* Exercise objective
Write out the listing below again, precisely as it is given.

* Dataset rows
_____

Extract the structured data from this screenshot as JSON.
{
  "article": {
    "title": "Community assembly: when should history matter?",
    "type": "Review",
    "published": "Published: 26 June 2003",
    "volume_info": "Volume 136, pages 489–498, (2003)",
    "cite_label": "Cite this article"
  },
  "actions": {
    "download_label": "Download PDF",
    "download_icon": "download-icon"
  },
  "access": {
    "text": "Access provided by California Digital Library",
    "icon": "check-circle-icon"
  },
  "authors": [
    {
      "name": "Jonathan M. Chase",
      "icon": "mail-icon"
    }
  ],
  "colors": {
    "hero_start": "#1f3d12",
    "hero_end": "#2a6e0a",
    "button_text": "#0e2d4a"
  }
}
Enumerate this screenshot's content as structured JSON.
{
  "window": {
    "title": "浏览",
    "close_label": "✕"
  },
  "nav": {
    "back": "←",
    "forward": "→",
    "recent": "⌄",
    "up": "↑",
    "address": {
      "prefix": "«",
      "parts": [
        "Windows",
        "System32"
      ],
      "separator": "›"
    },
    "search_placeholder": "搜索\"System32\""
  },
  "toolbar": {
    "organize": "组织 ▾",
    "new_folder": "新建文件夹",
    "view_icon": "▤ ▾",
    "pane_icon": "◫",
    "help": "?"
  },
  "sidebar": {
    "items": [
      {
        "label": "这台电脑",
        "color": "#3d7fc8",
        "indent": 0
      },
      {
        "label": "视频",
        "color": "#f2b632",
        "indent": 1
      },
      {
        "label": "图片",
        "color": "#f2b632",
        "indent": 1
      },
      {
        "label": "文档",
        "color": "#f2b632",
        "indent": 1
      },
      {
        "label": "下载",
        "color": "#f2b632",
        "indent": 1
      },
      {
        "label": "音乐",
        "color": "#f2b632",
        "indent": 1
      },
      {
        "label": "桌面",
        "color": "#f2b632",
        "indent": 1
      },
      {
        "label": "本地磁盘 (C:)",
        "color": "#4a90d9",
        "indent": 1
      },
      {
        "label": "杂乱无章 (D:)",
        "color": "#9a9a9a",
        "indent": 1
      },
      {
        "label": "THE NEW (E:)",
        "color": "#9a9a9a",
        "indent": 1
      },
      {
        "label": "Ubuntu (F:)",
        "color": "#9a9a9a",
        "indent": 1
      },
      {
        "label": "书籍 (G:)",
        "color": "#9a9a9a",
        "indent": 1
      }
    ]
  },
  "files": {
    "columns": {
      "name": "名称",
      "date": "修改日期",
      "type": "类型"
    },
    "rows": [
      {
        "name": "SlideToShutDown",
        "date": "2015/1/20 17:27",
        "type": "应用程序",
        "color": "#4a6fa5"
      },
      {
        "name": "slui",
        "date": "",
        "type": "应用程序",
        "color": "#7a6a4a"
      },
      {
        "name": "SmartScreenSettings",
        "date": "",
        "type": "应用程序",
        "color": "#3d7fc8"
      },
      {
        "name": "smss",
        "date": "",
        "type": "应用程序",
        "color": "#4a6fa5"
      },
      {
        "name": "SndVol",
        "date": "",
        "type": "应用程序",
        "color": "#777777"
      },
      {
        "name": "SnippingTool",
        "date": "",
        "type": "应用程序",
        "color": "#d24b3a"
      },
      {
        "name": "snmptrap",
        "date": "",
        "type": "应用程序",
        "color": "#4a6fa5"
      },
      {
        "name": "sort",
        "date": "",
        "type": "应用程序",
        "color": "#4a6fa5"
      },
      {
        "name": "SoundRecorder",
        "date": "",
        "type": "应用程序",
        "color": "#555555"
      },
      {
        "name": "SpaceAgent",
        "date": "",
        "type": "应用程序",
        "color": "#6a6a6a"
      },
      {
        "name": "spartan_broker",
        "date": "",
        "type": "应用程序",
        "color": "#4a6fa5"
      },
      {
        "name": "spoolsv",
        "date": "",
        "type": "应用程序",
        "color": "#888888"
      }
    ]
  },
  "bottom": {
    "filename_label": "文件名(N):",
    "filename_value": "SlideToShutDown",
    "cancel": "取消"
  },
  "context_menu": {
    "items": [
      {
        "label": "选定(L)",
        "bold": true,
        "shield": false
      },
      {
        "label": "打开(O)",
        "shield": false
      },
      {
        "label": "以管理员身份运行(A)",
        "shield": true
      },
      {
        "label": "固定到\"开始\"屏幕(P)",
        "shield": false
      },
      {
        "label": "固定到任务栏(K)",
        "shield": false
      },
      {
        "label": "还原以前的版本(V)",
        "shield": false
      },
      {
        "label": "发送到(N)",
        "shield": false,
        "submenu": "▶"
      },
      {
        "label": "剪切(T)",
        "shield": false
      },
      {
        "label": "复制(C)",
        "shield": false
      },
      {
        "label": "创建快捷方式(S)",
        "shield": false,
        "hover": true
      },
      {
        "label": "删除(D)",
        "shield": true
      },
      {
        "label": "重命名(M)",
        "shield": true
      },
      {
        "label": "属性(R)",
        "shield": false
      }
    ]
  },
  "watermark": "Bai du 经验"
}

_____

* Output below
Extract the structured data from this screenshot as JSON.
{
  "article": {
    "title": "Community assembly: when should history matter?",
    "type": "Review",
    "published": "Published: 26 June 2003",
    "volume_info": "Volume 136, pages 489–498, (2003)",
    "cite_label": "Cite this article"
  },
  "actions": {
    "download_label": "Download PDF",
    "download_icon": "download-icon"
  },
  "access": {
    "text": "Access provided by California Digital Library",
    "icon": "check-circle-icon"
  },
  "authors": [
    {
      "name": "Jonathan M. Chase",
      "icon": "mail-icon"
    }
  ],
  "colors": {
    "hero_start": "#1f3d12",
    "hero_end": "#2a6e0a",
    "button_text": "#0e2d4a"
  }
}
Enumerate this screenshot's content as structured JSON.
{
  "window": {
    "title": "浏览",
    "close_label": "✕"
  },
  "nav": {
    "back": "←",
    "forward": "→",
    "recent": "⌄",
    "up": "↑",
    "address": {
      "prefix": "«",
      "parts": [
        "Windows",
        "System32"
      ],
      "separator": "›"
    },
    "search_placeholder": "搜索\"System32\""
  },
  "toolbar": {
    "organize": "组织 ▾",
    "new_folder": "新建文件夹",
    "view_icon": "▤ ▾",
    "pane_icon": "◫",
    "help": "?"
  },
  "sidebar": {
    "items": [
      {
        "label": "这台电脑",
        "color": "#3d7fc8",
        "indent": 0
      },
      {
        "label": "视频",
        "color": "#f2b632",
        "indent": 1
      },
      {
        "label": "图片",
        "color": "#f2b632",
        "indent": 1
      },
      {
        "label": "文档",
        "color": "#f2b632",
        "indent": 1
      },
      {
        "label": "下载",
        "color": "#f2b632",
        "indent": 1
      },
      {
        "label": "音乐",
        "color": "#f2b632",
        "indent": 1
      },
      {
        "label": "桌面",
        "color": "#f2b632",
        "indent": 1
      },
      {
        "label": "本地磁盘 (C:)",
        "color": "#4a90d9",
        "indent": 1
      },
      {
        "label": "杂乱无章 (D:)",
        "color": "#9a9a9a",
        "indent": 1
      },
      {
        "label": "THE NEW (E:)",
        "color": "#9a9a9a",
        "indent": 1
      },
      {
        "label": "Ubuntu (F:)",
        "color": "#9a9a9a",
        "indent": 1
      },
      {
        "label": "书籍 (G:)",
        "color": "#9a9a9a",
        "indent": 1
      }
    ]
  },
  "files": {
    "columns": {
      "name": "名称",
      "date": "修改日期",
      "type": "类型"
    },
    "rows": [
      {
        "name": "SlideToShutDown",
        "date": "2015/1/20 17:27",
        "type": "应用程序",
        "color": "#4a6fa5"
      },
      {
        "name": "slui",
        "date": "",
        "type": "应用程序",
        "color": "#7a6a4a"
      },
      {
        "name": "SmartScreenSettings",
        "date": "",
        "type": "应用程序",
        "color": "#3d7fc8"
      },
      {
        "name": "smss",
        "date": "",
        "type": "应用程序",
        "color": "#4a6fa5"
      },
      {
        "name": "SndVol",
        "date": "",
        "type": "应用程序",
        "color": "#777777"
      },
      {
        "name": "SnippingTool",
        "date": "",
        "type": "应用程序",
        "color": "#d24b3a"
      },
      {
        "name": "snmptrap",
        "date": "",
        "type": "应用程序",
        "color": "#4a6fa5"
      },
      {
        "name": "sort",
        "date": "",
        "type": "应用程序",
        "color": "#4a6fa5"
      },
      {
        "name": "SoundRecorder",
        "date": "",
        "type": "应用程序",
        "color": "#555555"
      },
      {
        "name": "SpaceAgent",
        "date": "",
        "type": "应用程序",
        "color": "#6a6a6a"
      },
      {
        "name": "spartan_broker",
        "date": "",
        "type": "应用程序",
        "color": "#4a6fa5"
      },
      {
        "name": "spoolsv",
        "date": "",
        "type": "应用程序",
        "color": "#888888"
      }
    ]
  },
  "bottom": {
    "filename_label": "文件名(N):",
    "filename_value": "SlideToShutDown",
    "cancel": "取消"
  },
  "context_menu": {
    "items": [
      {
        "label": "选定(L)",
        "bold": true,
        "shield": false
      },
      {
        "label": "打开(O)",
        "shield": false
      },
      {
        "label": "以管理员身份运行(A)",
        "shield": true
      },
      {
        "label": "固定到\"开始\"屏幕(P)",
        "shield": false
      },
      {
        "label": "固定到任务栏(K)",
        "shield": false
      },
      {
        "label": "还原以前的版本(V)",
        "shield": false
      },
      {
        "label": "发送到(N)",
        "shield": false,
        "submenu": "▶"
      },
      {
        "label": "剪切(T)",
        "shield": false
      },
      {
        "label": "复制(C)",
        "shield": false
      },
      {
        "label": "创建快捷方式(S)",
        "shield": false,
        "hover": true
      },
      {
        "label": "删除(D)",
        "shield": true
      },
      {
        "label": "重命名(M)",
        "shield": true
      },
      {
        "label": "属性(R)",
        "shield": false
      }
    ]
  },
  "watermark": "Bai du 经验"
}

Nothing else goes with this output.